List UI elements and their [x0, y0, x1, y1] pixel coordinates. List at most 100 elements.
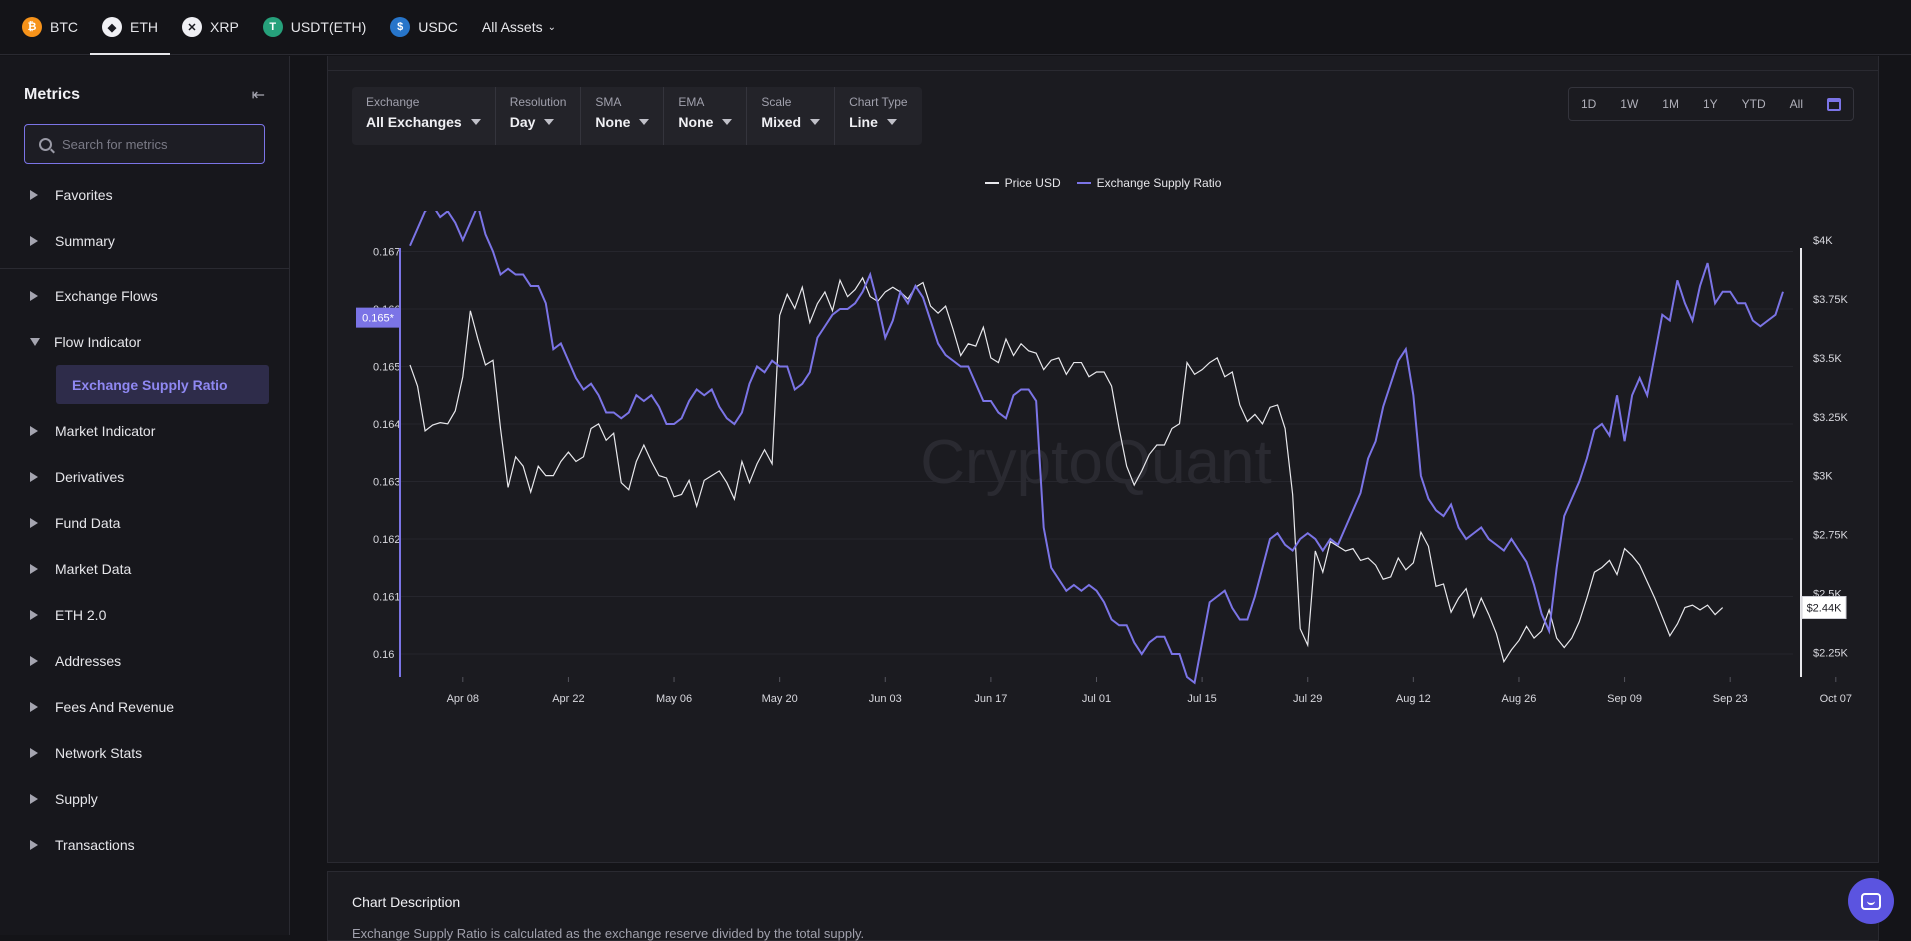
sidebar-item-label: Fund Data	[55, 515, 121, 531]
range-all[interactable]: All	[1778, 97, 1815, 111]
x-tick-label: Apr 22	[552, 693, 584, 705]
sidebar-item-summary[interactable]: Summary	[0, 218, 289, 264]
left-tick-label: 0.162	[373, 534, 401, 546]
filter-resolution[interactable]: Resolution Day	[496, 87, 582, 145]
legend-item-0[interactable]: Price USD	[984, 176, 1061, 190]
panel-top-edge	[327, 56, 1879, 70]
right-tick-label: $3K	[1813, 471, 1833, 483]
asset-tab-xrp[interactable]: ✕ XRP	[170, 0, 251, 55]
legend-swatch	[984, 182, 999, 184]
sidebar-item-eth-2-0[interactable]: ETH 2.0	[0, 592, 289, 638]
right-tick-label: $2.75K	[1813, 530, 1849, 542]
filter-sma[interactable]: SMA None	[581, 87, 665, 145]
metrics-menu: Favorites Summary Exchange Flows Flow Indic…	[0, 172, 289, 868]
search-icon	[39, 137, 52, 151]
chat-icon	[1861, 892, 1881, 910]
filter-value-text: All Exchanges	[366, 114, 462, 130]
asset-tab-usdc[interactable]: $ USDC	[378, 0, 470, 55]
search-input[interactable]	[62, 136, 252, 152]
sidebar-subitem-exchange-supply-ratio[interactable]: Exchange Supply Ratio	[56, 365, 269, 404]
caret-right-icon	[30, 702, 38, 712]
right-tick-label: $3.25K	[1813, 412, 1849, 424]
sidebar-item-label: Derivatives	[55, 469, 125, 485]
sidebar-item-market-data[interactable]: Market Data	[0, 546, 289, 592]
sidebar-item-label: Network Stats	[55, 745, 143, 761]
caret-right-icon	[30, 610, 38, 620]
x-tick-label: Apr 08	[447, 693, 479, 705]
caret-right-icon	[30, 564, 38, 574]
legend-item-1[interactable]: Exchange Supply Ratio	[1076, 176, 1222, 190]
right-tick-label: $3.75K	[1813, 294, 1849, 306]
left-tick-label: 0.164	[373, 419, 401, 431]
metrics-search[interactable]	[24, 124, 265, 164]
sidebar-item-derivatives[interactable]: Derivatives	[0, 454, 289, 500]
xrp-icon: ✕	[182, 17, 202, 37]
sidebar-item-supply[interactable]: Supply	[0, 776, 289, 822]
sidebar-item-label: Supply	[55, 791, 98, 807]
chevron-down-icon: ⌄	[547, 21, 556, 33]
description-title: Chart Description	[352, 894, 461, 910]
bitcoin-icon: ₿	[22, 17, 42, 37]
all-assets-label: All Assets	[481, 19, 543, 35]
x-tick-label: Aug 12	[1396, 693, 1431, 705]
caret-down-icon	[30, 338, 40, 346]
sidebar-title: Metrics	[24, 86, 81, 103]
caret-right-icon	[30, 472, 38, 482]
legend-swatch	[1076, 182, 1091, 184]
filter-value: All Exchanges	[366, 114, 481, 130]
right-value-marker-label: $2.44K	[1807, 603, 1843, 615]
filter-chart-type[interactable]: Chart Type Line	[835, 87, 921, 145]
sidebar-divider	[0, 268, 289, 269]
caret-down-icon	[722, 119, 733, 125]
chart-legend: Price USD Exchange Supply Ratio	[328, 176, 1878, 190]
filter-value: None	[595, 114, 650, 130]
sidebar-item-flow-indicator[interactable]: Flow Indicator	[0, 319, 289, 365]
sidebar-item-fund-data[interactable]: Fund Data	[0, 500, 289, 546]
sidebar-header: Metrics ⇤	[0, 56, 289, 112]
asset-tab-label: USDT(ETH)	[290, 19, 367, 35]
asset-tabs: ₿ BTC ◆ ETH ✕ XRP T USDT(ETH) $ USDC All Assets ⌄	[0, 0, 1911, 55]
left-tick-label: 0.165	[373, 362, 401, 374]
filter-value: Mixed	[761, 114, 821, 130]
asset-tab-eth[interactable]: ◆ ETH	[90, 0, 170, 55]
range-1w[interactable]: 1W	[1608, 97, 1650, 111]
time-range-selector: 1D 1W 1M 1Y YTD All	[1567, 87, 1854, 121]
sidebar-item-network-stats[interactable]: Network Stats	[0, 730, 289, 776]
sidebar-item-exchange-flows[interactable]: Exchange Flows	[0, 273, 289, 319]
asset-tab-label: ETH	[130, 19, 158, 35]
asset-tab-usdt-eth-[interactable]: T USDT(ETH)	[251, 0, 378, 55]
legend-label: Price USD	[1004, 176, 1061, 190]
asset-tab-label: USDC	[418, 19, 458, 35]
sidebar-item-market-indicator[interactable]: Market Indicator	[0, 408, 289, 454]
all-assets-dropdown[interactable]: All Assets ⌄	[470, 0, 568, 55]
filter-label: EMA	[678, 95, 705, 109]
sidebar-item-favorites[interactable]: Favorites	[0, 172, 289, 218]
range-ytd[interactable]: YTD	[1730, 97, 1778, 111]
caret-right-icon	[30, 291, 38, 301]
sidebar-item-fees-and-revenue[interactable]: Fees And Revenue	[0, 684, 289, 730]
filter-exchange[interactable]: Exchange All Exchanges	[352, 87, 496, 145]
filter-scale[interactable]: Scale Mixed	[747, 87, 836, 145]
x-tick-label: Jun 17	[974, 693, 1007, 705]
filter-value: Line	[849, 114, 907, 130]
calendar-icon[interactable]	[1827, 97, 1841, 111]
x-tick-label: Jul 29	[1293, 693, 1322, 705]
filter-value: Day	[510, 114, 567, 130]
collapse-sidebar-icon[interactable]: ⇤	[252, 85, 265, 105]
range-1m[interactable]: 1M	[1650, 97, 1691, 111]
sidebar-item-label: Flow Indicator	[54, 334, 142, 350]
sidebar-item-transactions[interactable]: Transactions	[0, 822, 289, 868]
range-1y[interactable]: 1Y	[1691, 97, 1730, 111]
chart-description: Chart Description Exchange Supply Ratio …	[327, 871, 1879, 941]
asset-tab-btc[interactable]: ₿ BTC	[10, 0, 90, 55]
ethereum-icon: ◆	[102, 17, 122, 37]
chat-support-button[interactable]	[1848, 878, 1894, 924]
right-tick-label: $4K	[1813, 235, 1833, 247]
legend-label: Exchange Supply Ratio	[1096, 176, 1222, 190]
right-tick-label: $2.25K	[1813, 647, 1849, 659]
caret-down-icon	[470, 119, 481, 125]
chart-filters: Exchange All Exchanges Resolution Day SMA Non…	[352, 87, 922, 145]
range-1d[interactable]: 1D	[1569, 97, 1608, 111]
filter-ema[interactable]: EMA None	[664, 87, 748, 145]
sidebar-item-addresses[interactable]: Addresses	[0, 638, 289, 684]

### Exercise requirements
Copy the material above again line for line, leaving out the picture.

### The response
List UI elements and their [x0, y0, x1, y1] pixel coordinates. List at most 100 elements.
sidebar-item-label: Fund Data	[55, 515, 121, 531]
range-all[interactable]: All	[1778, 97, 1815, 111]
x-tick-label: Apr 22	[552, 693, 584, 705]
sidebar-item-summary[interactable]: Summary	[0, 218, 289, 264]
left-tick-label: 0.162	[373, 534, 401, 546]
filter-resolution[interactable]: Resolution Day	[496, 87, 582, 145]
legend-item-0[interactable]: Price USD	[984, 176, 1061, 190]
panel-top-edge	[327, 56, 1879, 70]
right-tick-label: $3K	[1813, 471, 1833, 483]
asset-tab-xrp[interactable]: ✕ XRP	[170, 0, 251, 55]
legend-swatch	[984, 182, 999, 184]
sidebar-item-eth-2-0[interactable]: ETH 2.0	[0, 592, 289, 638]
right-tick-label: $2.75K	[1813, 530, 1849, 542]
filter-sma[interactable]: SMA None	[581, 87, 665, 145]
metrics-menu: Favorites Summary Exchange Flows Flow Indic…	[0, 172, 289, 868]
search-icon	[39, 137, 52, 151]
chat-icon	[1861, 892, 1881, 910]
filter-value-text: All Exchanges	[366, 114, 462, 130]
asset-tab-usdc[interactable]: $ USDC	[378, 0, 470, 55]
search-input[interactable]	[62, 136, 252, 152]
sidebar-subitem-exchange-supply-ratio[interactable]: Exchange Supply Ratio	[56, 365, 269, 404]
caret-right-icon	[30, 702, 38, 712]
right-tick-label: $3.25K	[1813, 412, 1849, 424]
sidebar-item-label: Derivatives	[55, 469, 125, 485]
sidebar-item-market-data[interactable]: Market Data	[0, 546, 289, 592]
sidebar-item-label: Network Stats	[55, 745, 143, 761]
caret-right-icon	[30, 610, 38, 620]
x-tick-label: Apr 08	[447, 693, 479, 705]
caret-right-icon	[30, 564, 38, 574]
legend-item-1[interactable]: Exchange Supply Ratio	[1076, 176, 1222, 190]
right-tick-label: $3.75K	[1813, 294, 1849, 306]
left-tick-label: 0.164	[373, 419, 401, 431]
metrics-search[interactable]	[24, 124, 265, 164]
sidebar-item-derivatives[interactable]: Derivatives	[0, 454, 289, 500]
xrp-icon: ✕	[182, 17, 202, 37]
sidebar-item-supply[interactable]: Supply	[0, 776, 289, 822]
sidebar-item-label: Supply	[55, 791, 98, 807]
chevron-down-icon: ⌄	[547, 21, 556, 33]
description-title: Chart Description	[352, 894, 461, 910]
bitcoin-icon: ₿	[22, 17, 42, 37]
all-assets-label: All Assets	[481, 19, 543, 35]
x-tick-label: Aug 12	[1396, 693, 1431, 705]
caret-down-icon	[30, 338, 40, 346]
sidebar-title: Metrics	[24, 86, 81, 103]
caret-right-icon	[30, 472, 38, 482]
legend-swatch	[1076, 182, 1091, 184]
filter-value: All Exchanges	[366, 114, 481, 130]
right-value-marker-label: $2.44K	[1807, 603, 1843, 615]
filter-chart-type[interactable]: Chart Type Line	[835, 87, 921, 145]
sidebar-divider	[0, 268, 289, 269]
caret-down-icon	[722, 119, 733, 125]
chart-legend: Price USD Exchange Supply Ratio	[328, 176, 1878, 190]
filter-value: None	[595, 114, 650, 130]
sidebar-item-flow-indicator[interactable]: Flow Indicator	[0, 319, 289, 365]
sidebar-item-fund-data[interactable]: Fund Data	[0, 500, 289, 546]
sidebar-header: Metrics ⇤	[0, 56, 289, 112]
asset-tab-label: USDT(ETH)	[290, 19, 367, 35]
asset-tabs: ₿ BTC ◆ ETH ✕ XRP T USDT(ETH) $ USDC All Assets ⌄	[0, 0, 1911, 55]
left-tick-label: 0.165	[373, 362, 401, 374]
filter-value: Mixed	[761, 114, 821, 130]
asset-tab-eth[interactable]: ◆ ETH	[90, 0, 170, 55]
range-1w[interactable]: 1W	[1608, 97, 1650, 111]
time-range-selector: 1D 1W 1M 1Y YTD All	[1567, 87, 1854, 121]
sidebar-item-network-stats[interactable]: Network Stats	[0, 730, 289, 776]
sidebar-item-exchange-flows[interactable]: Exchange Flows	[0, 273, 289, 319]
asset-tab-label: ETH	[130, 19, 158, 35]
asset-tab-usdt-eth-[interactable]: T USDT(ETH)	[251, 0, 378, 55]
legend-label: Price USD	[1004, 176, 1061, 190]
asset-tab-label: USDC	[418, 19, 458, 35]
sidebar-item-market-indicator[interactable]: Market Indicator	[0, 408, 289, 454]
all-assets-dropdown[interactable]: All Assets ⌄	[470, 0, 568, 55]
filter-label: EMA	[678, 95, 705, 109]
sidebar-item-favorites[interactable]: Favorites	[0, 172, 289, 218]
range-ytd[interactable]: YTD	[1730, 97, 1778, 111]
caret-right-icon	[30, 291, 38, 301]
sidebar-item-fees-and-revenue[interactable]: Fees And Revenue	[0, 684, 289, 730]
filter-exchange[interactable]: Exchange All Exchanges	[352, 87, 496, 145]
filter-scale[interactable]: Scale Mixed	[747, 87, 836, 145]
x-tick-label: Jun 17	[974, 693, 1007, 705]
filter-value: Line	[849, 114, 907, 130]
calendar-icon[interactable]	[1827, 97, 1841, 111]
x-tick-label: Jul 29	[1293, 693, 1322, 705]
filter-value: Day	[510, 114, 567, 130]
collapse-sidebar-icon[interactable]: ⇤	[252, 85, 265, 105]
range-1m[interactable]: 1M	[1650, 97, 1691, 111]
sidebar-item-label: Flow Indicator	[54, 334, 142, 350]
sidebar-item-transactions[interactable]: Transactions	[0, 822, 289, 868]
range-1y[interactable]: 1Y	[1691, 97, 1730, 111]
chart-description: Chart Description Exchange Supply Ratio …	[327, 871, 1879, 941]
asset-tab-btc[interactable]: ₿ BTC	[10, 0, 90, 55]
ethereum-icon: ◆	[102, 17, 122, 37]
chat-support-button[interactable]	[1848, 878, 1894, 924]
right-tick-label: $4K	[1813, 235, 1833, 247]
legend-label: Exchange Supply Ratio	[1096, 176, 1222, 190]
right-tick-label: $2.25K	[1813, 647, 1849, 659]
caret-down-icon	[470, 119, 481, 125]
chart-filters: Exchange All Exchanges Resolution Day SMA Non…	[352, 87, 922, 145]
range-1d[interactable]: 1D	[1569, 97, 1608, 111]
filter-ema[interactable]: EMA None	[664, 87, 748, 145]
sidebar-item-addresses[interactable]: Addresses	[0, 638, 289, 684]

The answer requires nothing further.